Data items
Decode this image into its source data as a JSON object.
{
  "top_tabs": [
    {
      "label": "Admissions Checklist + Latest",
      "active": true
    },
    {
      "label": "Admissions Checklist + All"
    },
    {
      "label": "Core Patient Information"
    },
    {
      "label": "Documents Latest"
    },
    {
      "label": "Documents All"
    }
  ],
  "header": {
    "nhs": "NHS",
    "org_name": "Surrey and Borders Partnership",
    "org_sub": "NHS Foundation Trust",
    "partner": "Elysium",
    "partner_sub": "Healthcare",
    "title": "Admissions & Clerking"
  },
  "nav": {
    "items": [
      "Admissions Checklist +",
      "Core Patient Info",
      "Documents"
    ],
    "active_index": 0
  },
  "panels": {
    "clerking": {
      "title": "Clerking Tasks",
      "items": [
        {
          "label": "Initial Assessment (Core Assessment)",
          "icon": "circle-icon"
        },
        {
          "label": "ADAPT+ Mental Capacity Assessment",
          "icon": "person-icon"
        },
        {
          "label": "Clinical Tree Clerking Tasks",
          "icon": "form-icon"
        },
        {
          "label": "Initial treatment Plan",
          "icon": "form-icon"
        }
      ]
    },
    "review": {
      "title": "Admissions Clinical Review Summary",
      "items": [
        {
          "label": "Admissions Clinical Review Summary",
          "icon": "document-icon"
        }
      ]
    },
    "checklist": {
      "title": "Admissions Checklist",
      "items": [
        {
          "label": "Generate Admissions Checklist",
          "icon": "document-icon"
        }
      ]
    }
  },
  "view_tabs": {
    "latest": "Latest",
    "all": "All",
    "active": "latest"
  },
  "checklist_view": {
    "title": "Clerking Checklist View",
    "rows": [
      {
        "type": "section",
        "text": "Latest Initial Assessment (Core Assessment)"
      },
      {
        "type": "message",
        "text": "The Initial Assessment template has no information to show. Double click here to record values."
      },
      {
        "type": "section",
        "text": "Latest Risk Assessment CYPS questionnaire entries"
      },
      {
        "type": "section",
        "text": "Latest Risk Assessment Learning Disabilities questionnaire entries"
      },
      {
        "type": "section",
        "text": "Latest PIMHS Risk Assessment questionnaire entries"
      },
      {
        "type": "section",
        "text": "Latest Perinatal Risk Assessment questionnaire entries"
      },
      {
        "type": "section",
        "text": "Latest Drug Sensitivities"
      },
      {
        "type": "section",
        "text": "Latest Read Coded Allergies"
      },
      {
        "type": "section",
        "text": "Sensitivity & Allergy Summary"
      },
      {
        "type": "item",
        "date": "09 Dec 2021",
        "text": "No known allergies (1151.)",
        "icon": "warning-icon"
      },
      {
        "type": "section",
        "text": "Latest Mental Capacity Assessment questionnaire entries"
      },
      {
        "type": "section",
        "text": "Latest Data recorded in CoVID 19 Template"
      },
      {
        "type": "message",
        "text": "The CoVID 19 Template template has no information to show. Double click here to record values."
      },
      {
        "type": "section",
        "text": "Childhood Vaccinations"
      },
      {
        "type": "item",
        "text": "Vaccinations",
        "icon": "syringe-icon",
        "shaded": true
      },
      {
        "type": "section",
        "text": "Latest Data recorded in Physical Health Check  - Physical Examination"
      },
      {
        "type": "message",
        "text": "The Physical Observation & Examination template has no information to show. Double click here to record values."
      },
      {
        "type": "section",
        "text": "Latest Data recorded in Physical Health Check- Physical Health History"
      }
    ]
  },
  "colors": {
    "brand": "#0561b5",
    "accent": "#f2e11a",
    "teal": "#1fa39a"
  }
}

YOUR GOAL
Among the lines of the material, find those that hold the word "Double" and copy them.

ANSWER TO THE PROBLEM
        "text": "The Initial Assessment template has no information to show. Double click here to record values."
        "text": "The CoVID 19 Template template has no information to show. Double click here to record values."
        "text": "The Physical Observation & Examination template has no information to show. Double click here to record values."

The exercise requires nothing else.